--- Records for this task ---
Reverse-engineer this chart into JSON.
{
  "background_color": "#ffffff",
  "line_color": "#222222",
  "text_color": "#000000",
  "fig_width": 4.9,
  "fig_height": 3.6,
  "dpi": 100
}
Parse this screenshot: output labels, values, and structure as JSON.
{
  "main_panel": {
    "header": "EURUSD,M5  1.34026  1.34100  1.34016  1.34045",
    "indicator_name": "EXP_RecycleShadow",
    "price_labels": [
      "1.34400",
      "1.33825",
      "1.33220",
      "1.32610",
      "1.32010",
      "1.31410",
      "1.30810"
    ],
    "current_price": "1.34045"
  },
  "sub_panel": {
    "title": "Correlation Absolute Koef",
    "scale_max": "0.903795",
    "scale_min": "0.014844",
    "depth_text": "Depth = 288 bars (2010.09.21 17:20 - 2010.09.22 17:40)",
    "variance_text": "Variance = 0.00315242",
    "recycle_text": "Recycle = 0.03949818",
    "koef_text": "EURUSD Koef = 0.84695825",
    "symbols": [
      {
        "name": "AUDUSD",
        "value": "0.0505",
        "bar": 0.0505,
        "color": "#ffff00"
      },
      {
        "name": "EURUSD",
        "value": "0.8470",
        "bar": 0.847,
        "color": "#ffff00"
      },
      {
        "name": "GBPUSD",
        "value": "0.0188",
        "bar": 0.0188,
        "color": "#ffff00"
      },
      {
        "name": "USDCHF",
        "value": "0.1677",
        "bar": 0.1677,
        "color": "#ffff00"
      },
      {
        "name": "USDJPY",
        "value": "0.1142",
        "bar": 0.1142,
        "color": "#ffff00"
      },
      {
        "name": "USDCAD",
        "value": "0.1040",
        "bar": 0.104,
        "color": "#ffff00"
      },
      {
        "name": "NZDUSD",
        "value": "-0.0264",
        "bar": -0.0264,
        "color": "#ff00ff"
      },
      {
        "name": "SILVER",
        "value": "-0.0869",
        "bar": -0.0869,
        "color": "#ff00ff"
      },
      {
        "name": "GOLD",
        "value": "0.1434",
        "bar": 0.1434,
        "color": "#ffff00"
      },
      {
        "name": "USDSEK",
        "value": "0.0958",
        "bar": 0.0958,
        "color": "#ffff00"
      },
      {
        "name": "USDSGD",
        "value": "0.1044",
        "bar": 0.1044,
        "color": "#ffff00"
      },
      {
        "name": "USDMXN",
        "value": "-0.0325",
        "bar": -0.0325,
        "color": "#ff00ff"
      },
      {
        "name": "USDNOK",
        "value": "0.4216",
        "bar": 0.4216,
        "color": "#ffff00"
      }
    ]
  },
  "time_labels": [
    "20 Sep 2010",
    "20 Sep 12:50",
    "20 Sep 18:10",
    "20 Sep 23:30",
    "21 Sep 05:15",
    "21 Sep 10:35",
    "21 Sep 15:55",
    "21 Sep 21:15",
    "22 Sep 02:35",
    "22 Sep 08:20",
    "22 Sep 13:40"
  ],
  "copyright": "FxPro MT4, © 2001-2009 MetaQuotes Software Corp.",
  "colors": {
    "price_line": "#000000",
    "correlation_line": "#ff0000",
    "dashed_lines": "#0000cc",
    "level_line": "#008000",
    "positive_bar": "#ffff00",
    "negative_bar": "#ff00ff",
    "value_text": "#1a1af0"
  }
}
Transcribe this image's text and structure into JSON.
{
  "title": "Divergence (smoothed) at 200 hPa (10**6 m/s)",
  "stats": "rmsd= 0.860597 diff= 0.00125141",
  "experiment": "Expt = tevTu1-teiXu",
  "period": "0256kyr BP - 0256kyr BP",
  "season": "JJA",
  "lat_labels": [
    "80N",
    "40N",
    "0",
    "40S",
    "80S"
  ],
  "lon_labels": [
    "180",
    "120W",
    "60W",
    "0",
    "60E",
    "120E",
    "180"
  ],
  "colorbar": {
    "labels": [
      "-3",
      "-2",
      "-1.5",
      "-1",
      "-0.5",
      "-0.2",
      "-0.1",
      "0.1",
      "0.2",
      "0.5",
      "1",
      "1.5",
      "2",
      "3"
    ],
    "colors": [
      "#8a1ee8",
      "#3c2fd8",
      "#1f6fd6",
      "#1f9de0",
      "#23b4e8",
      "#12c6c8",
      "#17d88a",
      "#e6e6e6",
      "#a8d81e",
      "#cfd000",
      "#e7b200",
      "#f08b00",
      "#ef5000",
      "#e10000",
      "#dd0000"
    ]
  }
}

--- What you are asked to do ---
Give the complete listing a second time, exactly as it reads.

--- Correct answer ---
Reverse-engineer this chart into JSON.
{
  "background_color": "#ffffff",
  "line_color": "#222222",
  "text_color": "#000000",
  "fig_width": 4.9,
  "fig_height": 3.6,
  "dpi": 100
}
Parse this screenshot: output labels, values, and structure as JSON.
{
  "main_panel": {
    "header": "EURUSD,M5  1.34026  1.34100  1.34016  1.34045",
    "indicator_name": "EXP_RecycleShadow",
    "price_labels": [
      "1.34400",
      "1.33825",
      "1.33220",
      "1.32610",
      "1.32010",
      "1.31410",
      "1.30810"
    ],
    "current_price": "1.34045"
  },
  "sub_panel": {
    "title": "Correlation Absolute Koef",
    "scale_max": "0.903795",
    "scale_min": "0.014844",
    "depth_text": "Depth = 288 bars (2010.09.21 17:20 - 2010.09.22 17:40)",
    "variance_text": "Variance = 0.00315242",
    "recycle_text": "Recycle = 0.03949818",
    "koef_text": "EURUSD Koef = 0.84695825",
    "symbols": [
      {
        "name": "AUDUSD",
        "value": "0.0505",
        "bar": 0.0505,
        "color": "#ffff00"
      },
      {
        "name": "EURUSD",
        "value": "0.8470",
        "bar": 0.847,
        "color": "#ffff00"
      },
      {
        "name": "GBPUSD",
        "value": "0.0188",
        "bar": 0.0188,
        "color": "#ffff00"
      },
      {
        "name": "USDCHF",
        "value": "0.1677",
        "bar": 0.1677,
        "color": "#ffff00"
      },
      {
        "name": "USDJPY",
        "value": "0.1142",
        "bar": 0.1142,
        "color": "#ffff00"
      },
      {
        "name": "USDCAD",
        "value": "0.1040",
        "bar": 0.104,
        "color": "#ffff00"
      },
      {
        "name": "NZDUSD",
        "value": "-0.0264",
        "bar": -0.0264,
        "color": "#ff00ff"
      },
      {
        "name": "SILVER",
        "value": "-0.0869",
        "bar": -0.0869,
        "color": "#ff00ff"
      },
      {
        "name": "GOLD",
        "value": "0.1434",
        "bar": 0.1434,
        "color": "#ffff00"
      },
      {
        "name": "USDSEK",
        "value": "0.0958",
        "bar": 0.0958,
        "color": "#ffff00"
      },
      {
        "name": "USDSGD",
        "value": "0.1044",
        "bar": 0.1044,
        "color": "#ffff00"
      },
      {
        "name": "USDMXN",
        "value": "-0.0325",
        "bar": -0.0325,
        "color": "#ff00ff"
      },
      {
        "name": "USDNOK",
        "value": "0.4216",
        "bar": 0.4216,
        "color": "#ffff00"
      }
    ]
  },
  "time_labels": [
    "20 Sep 2010",
    "20 Sep 12:50",
    "20 Sep 18:10",
    "20 Sep 23:30",
    "21 Sep 05:15",
    "21 Sep 10:35",
    "21 Sep 15:55",
    "21 Sep 21:15",
    "22 Sep 02:35",
    "22 Sep 08:20",
    "22 Sep 13:40"
  ],
  "copyright": "FxPro MT4, © 2001-2009 MetaQuotes Software Corp.",
  "colors": {
    "price_line": "#000000",
    "correlation_line": "#ff0000",
    "dashed_lines": "#0000cc",
    "level_line": "#008000",
    "positive_bar": "#ffff00",
    "negative_bar": "#ff00ff",
    "value_text": "#1a1af0"
  }
}
Transcribe this image's text and structure into JSON.
{
  "title": "Divergence (smoothed) at 200 hPa (10**6 m/s)",
  "stats": "rmsd= 0.860597 diff= 0.00125141",
  "experiment": "Expt = tevTu1-teiXu",
  "period": "0256kyr BP - 0256kyr BP",
  "season": "JJA",
  "lat_labels": [
    "80N",
    "40N",
    "0",
    "40S",
    "80S"
  ],
  "lon_labels": [
    "180",
    "120W",
    "60W",
    "0",
    "60E",
    "120E",
    "180"
  ],
  "colorbar": {
    "labels": [
      "-3",
      "-2",
      "-1.5",
      "-1",
      "-0.5",
      "-0.2",
      "-0.1",
      "0.1",
      "0.2",
      "0.5",
      "1",
      "1.5",
      "2",
      "3"
    ],
    "colors": [
      "#8a1ee8",
      "#3c2fd8",
      "#1f6fd6",
      "#1f9de0",
      "#23b4e8",
      "#12c6c8",
      "#17d88a",
      "#e6e6e6",
      "#a8d81e",
      "#cfd000",
      "#e7b200",
      "#f08b00",
      "#ef5000",
      "#e10000",
      "#dd0000"
    ]
  }
}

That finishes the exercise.